**Your goal**: Report only how many lines hold the word "Değişim".

**Records to process**:
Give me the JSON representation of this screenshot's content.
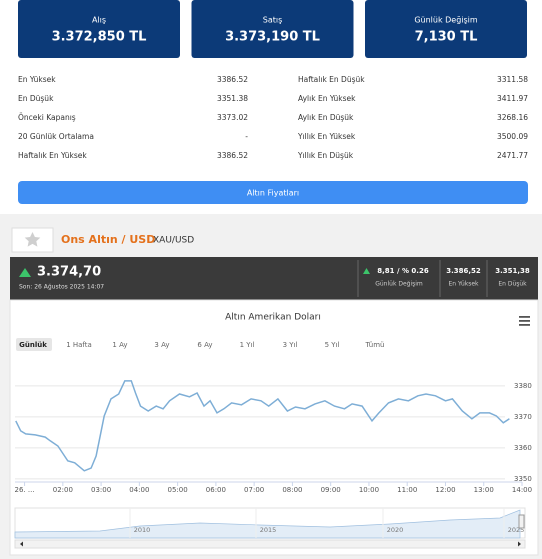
{
  "summary": [
    {
      "label": "Alış",
      "value": "3.372,850 TL"
    },
    {
      "label": "Satış",
      "value": "3.373,190 TL"
    },
    {
      "label": "Günlük Değişim",
      "value": "7,130 TL"
    }
  ],
  "stats": {
    "left": [
      [
        "En Yüksek",
        "3386.52"
      ],
      [
        "En Düşük",
        "3351.38"
      ],
      [
        "Önceki Kapanış",
        "3373.02"
      ],
      [
        "20 Günlük Ortalama",
        "-"
      ],
      [
        "Haftalık En Yüksek",
        "3386.52"
      ]
    ],
    "right": [
      [
        "Haftalık En Düşük",
        "3311.58"
      ],
      [
        "Aylık En Yüksek",
        "3411.97"
      ],
      [
        "Aylık En Düşük",
        "3268.16"
      ],
      [
        "Yıllık En Yüksek",
        "3500.09"
      ],
      [
        "Yıllık En Düşük",
        "2471.77"
      ]
    ]
  },
  "button": "Altın Fiyatları",
  "instrument": {
    "name": "Ons Altın / USD",
    "code": "XAU/USD"
  },
  "quote": {
    "price": "3.374,70",
    "time": "Son: 26 Ağustos 2025 14:07",
    "boxes": [
      {
        "value": "8,81 / % 0.26",
        "label": "Günlük Değişim"
      },
      {
        "value": "3.386,52",
        "label": "En Yüksek"
      },
      {
        "value": "3.351,38",
        "label": "En Düşük"
      }
    ]
  },
  "chart_data": {
    "type": "line",
    "title": "Altın Amerikan Doları",
    "ranges": [
      "Günlük",
      "1 Hafta",
      "1 Ay",
      "3 Ay",
      "6 Ay",
      "1 Yıl",
      "3 Yıl",
      "5 Yıl",
      "Tümü"
    ],
    "color": "#7eaed6",
    "x": [
      0.77,
      0.9,
      1.03,
      1.28,
      1.54,
      1.67,
      1.87,
      2.13,
      2.31,
      2.56,
      2.74,
      2.87,
      2.95,
      3.08,
      3.26,
      3.46,
      3.62,
      3.79,
      3.9,
      4.03,
      4.23,
      4.44,
      4.62,
      4.79,
      5.05,
      5.31,
      5.51,
      5.69,
      5.85,
      6.03,
      6.21,
      6.41,
      6.67,
      6.92,
      7.18,
      7.38,
      7.62,
      7.87,
      8.08,
      8.33,
      8.59,
      8.85,
      9.1,
      9.36,
      9.56,
      9.82,
      10.08,
      10.26,
      10.51,
      10.77,
      11.03,
      11.28,
      11.49,
      11.74,
      12.0,
      12.18,
      12.44,
      12.69,
      12.9,
      13.15,
      13.33,
      13.51,
      13.67
    ],
    "values": [
      3368.7,
      3365.5,
      3364.5,
      3364.2,
      3363.5,
      3362.3,
      3360.6,
      3355.8,
      3355.2,
      3352.6,
      3353.5,
      3357.4,
      3362.3,
      3370.3,
      3375.8,
      3377.4,
      3381.6,
      3381.6,
      3377.7,
      3373.5,
      3371.9,
      3373.5,
      3372.6,
      3375.2,
      3377.4,
      3376.5,
      3377.7,
      3373.5,
      3375.2,
      3371.3,
      3372.6,
      3374.5,
      3373.9,
      3375.8,
      3375.2,
      3373.5,
      3375.8,
      3371.9,
      3373.2,
      3372.6,
      3374.2,
      3375.2,
      3373.5,
      3372.6,
      3374.2,
      3373.5,
      3368.7,
      3371.3,
      3374.5,
      3375.8,
      3375.2,
      3376.8,
      3377.4,
      3376.8,
      3375.2,
      3375.8,
      3371.9,
      3369.4,
      3371.3,
      3371.3,
      3370.3,
      3368.1,
      3369.4
    ],
    "xlim": [
      0.75,
      14
    ],
    "xticks": [
      {
        "value": 1,
        "label": "26. ..."
      },
      {
        "value": 2,
        "label": "02:00"
      },
      {
        "value": 3,
        "label": "03:00"
      },
      {
        "value": 4,
        "label": "04:00"
      },
      {
        "value": 5,
        "label": "05:00"
      },
      {
        "value": 6,
        "label": "06:00"
      },
      {
        "value": 7,
        "label": "07:00"
      },
      {
        "value": 8,
        "label": "08:00"
      },
      {
        "value": 9,
        "label": "09:00"
      },
      {
        "value": 10,
        "label": "10:00"
      },
      {
        "value": 11,
        "label": "11:00"
      },
      {
        "value": 12,
        "label": "12:00"
      },
      {
        "value": 13,
        "label": "13:00"
      },
      {
        "value": 14,
        "label": "14:00"
      }
    ],
    "ylim": [
      3349,
      3389
    ],
    "yticks": [
      3350,
      3360,
      3370,
      3380
    ],
    "grid": true,
    "navigator_labels": [
      "2010",
      "2015",
      "2020",
      "2025"
    ]
  }
}
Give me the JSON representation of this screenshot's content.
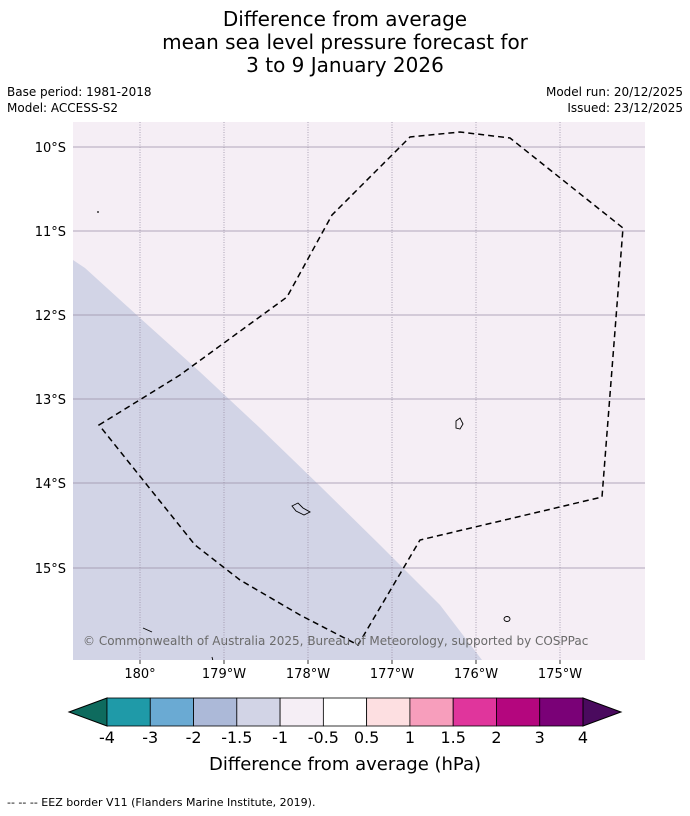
{
  "title": {
    "line1": "Difference from average",
    "line2": "mean sea level pressure forecast for",
    "line3": "3 to 9 January 2026"
  },
  "meta": {
    "base_period": "Base period: 1981-2018",
    "model": "Model: ACCESS-S2",
    "model_run": "Model run: 20/12/2025",
    "issued": "Issued: 23/12/2025"
  },
  "map": {
    "longitude_ticks": [
      "180°",
      "179°W",
      "178°W",
      "177°W",
      "176°W",
      "175°W"
    ],
    "latitude_ticks": [
      "10°S",
      "11°S",
      "12°S",
      "13°S",
      "14°S",
      "15°S"
    ],
    "attribution": "© Commonwealth of Australia 2025, Bureau of Meteorology, supported by COSPPac",
    "field_colors": {
      "minus_1_5_to_minus_1": "#d2d4e6",
      "minus_1_to_minus_0_5": "#f5eef5"
    },
    "gridline_color": "#9a8fa6"
  },
  "colorbar": {
    "labels": [
      "-4",
      "-3",
      "-2",
      "-1.5",
      "-1",
      "-0.5",
      "0.5",
      "1",
      "1.5",
      "2",
      "3",
      "4"
    ],
    "colors": [
      "#0e6b5e",
      "#1f9aa8",
      "#6aaad3",
      "#acb9d8",
      "#d2d4e6",
      "#f5eef5",
      "#ffffff",
      "#fddfe1",
      "#f79ebc",
      "#e0359c",
      "#b4067e",
      "#7a0177",
      "#4a0a5e"
    ],
    "label": "Difference from average (hPa)"
  },
  "footer": {
    "legend": "-- -- -- EEZ border V11 (Flanders Marine Institute, 2019)."
  }
}
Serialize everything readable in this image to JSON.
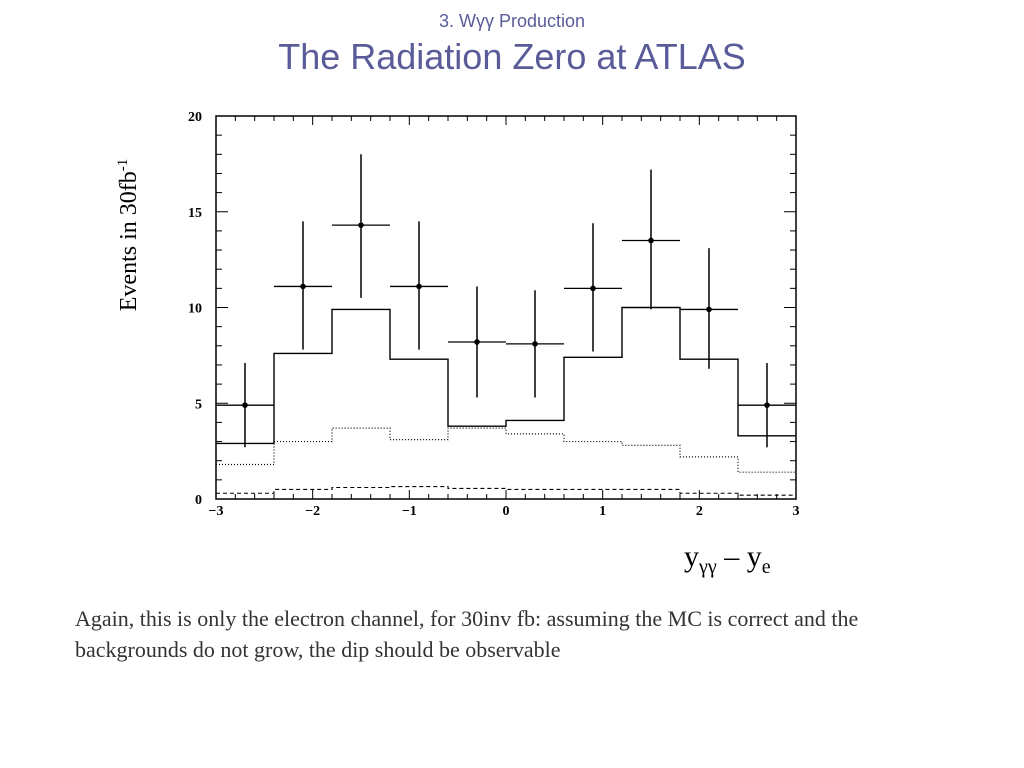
{
  "slide": {
    "subtitle": "3. Wγγ Production",
    "title": "The Radiation Zero at ATLAS",
    "note": "Again, this is only the electron channel, for 30inv fb: assuming the MC is correct and the backgrounds do not grow, the dip should be observable"
  },
  "chart_data": {
    "type": "line",
    "title": "",
    "ylabel_text": "Events in 30fb",
    "ylabel_sup": "-1",
    "xlabel_main": "y",
    "xlabel_sub1": "γγ",
    "xlabel_mid": " – y",
    "xlabel_sub2": "e",
    "xlim": [
      -3,
      3
    ],
    "ylim": [
      0,
      20
    ],
    "xticks": [
      -3,
      -2,
      -1,
      0,
      1,
      2,
      3
    ],
    "yticks": [
      0,
      5,
      10,
      15,
      20
    ],
    "bin_edges": [
      -3,
      -2.4,
      -1.8,
      -1.2,
      -0.6,
      0,
      0.6,
      1.2,
      1.8,
      2.4,
      3
    ],
    "series": [
      {
        "style": "solid-histogram",
        "values": [
          2.9,
          7.6,
          9.9,
          7.3,
          3.8,
          4.1,
          7.4,
          10.0,
          7.3,
          3.3
        ]
      },
      {
        "style": "dotted-histogram",
        "values": [
          1.8,
          3.0,
          3.7,
          3.1,
          3.7,
          3.4,
          3.0,
          2.8,
          2.2,
          1.4
        ]
      },
      {
        "style": "dashed-histogram",
        "values": [
          0.3,
          0.5,
          0.6,
          0.65,
          0.55,
          0.5,
          0.5,
          0.5,
          0.3,
          0.2
        ]
      },
      {
        "style": "points-with-errors",
        "x": [
          -2.7,
          -2.1,
          -1.5,
          -0.9,
          -0.3,
          0.3,
          0.9,
          1.5,
          2.1,
          2.7
        ],
        "y": [
          4.9,
          11.1,
          14.3,
          11.1,
          8.2,
          8.1,
          11.0,
          13.5,
          9.9,
          4.9
        ],
        "yerr_low": [
          2.2,
          3.3,
          3.8,
          3.3,
          2.9,
          2.8,
          3.3,
          3.6,
          3.1,
          2.2
        ],
        "yerr_high": [
          2.2,
          3.4,
          3.7,
          3.4,
          2.9,
          2.8,
          3.4,
          3.7,
          3.2,
          2.2
        ]
      }
    ]
  }
}
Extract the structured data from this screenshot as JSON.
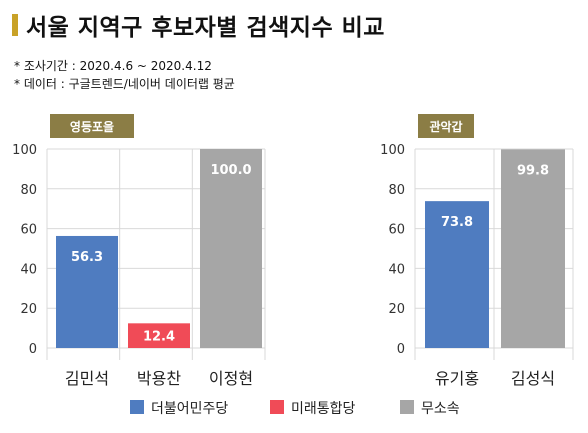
{
  "header": {
    "title": "서울 지역구 후보자별 검색지수 비교",
    "note1": "* 조사기간 : 2020.4.6  ~  2020.4.12",
    "note2": "* 데이터 : 구글트렌드/네이버  데이터랩 평균"
  },
  "colors": {
    "accent": "#c9a227",
    "group_badge": "#8b7d45",
    "party_blue": "#4f7cc0",
    "party_red": "#f04b57",
    "independent": "#a6a6a6",
    "grid": "#d9d9d9"
  },
  "chart_data": [
    {
      "type": "bar",
      "title": "영등포을",
      "categories": [
        "김민석",
        "박용찬",
        "이정현"
      ],
      "values": [
        56.3,
        12.4,
        100.0
      ],
      "value_labels": [
        "56.3",
        "12.4",
        "100.0"
      ],
      "colors": [
        "#4f7cc0",
        "#f04b57",
        "#a6a6a6"
      ],
      "ylim": [
        0,
        100
      ],
      "yticks": [
        "0",
        "20",
        "40",
        "60",
        "80",
        "100"
      ]
    },
    {
      "type": "bar",
      "title": "관악갑",
      "categories": [
        "유기홍",
        "김성식"
      ],
      "values": [
        73.8,
        99.8
      ],
      "value_labels": [
        "73.8",
        "99.8"
      ],
      "colors": [
        "#4f7cc0",
        "#a6a6a6"
      ],
      "ylim": [
        0,
        100
      ],
      "yticks": [
        "0",
        "20",
        "40",
        "60",
        "80",
        "100"
      ]
    }
  ],
  "legend": [
    {
      "label": "더불어민주당",
      "color": "#4f7cc0"
    },
    {
      "label": "미래통합당",
      "color": "#f04b57"
    },
    {
      "label": "무소속",
      "color": "#a6a6a6"
    }
  ]
}
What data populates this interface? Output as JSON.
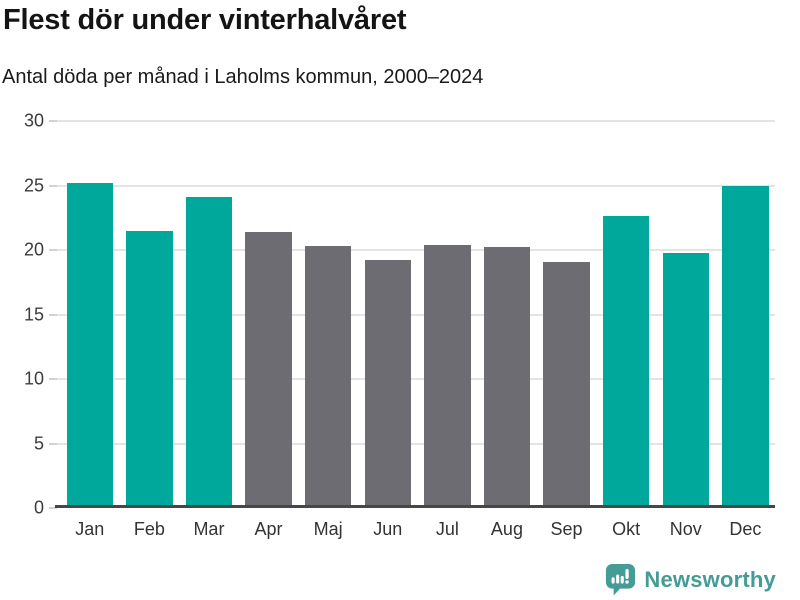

**Task output**: 2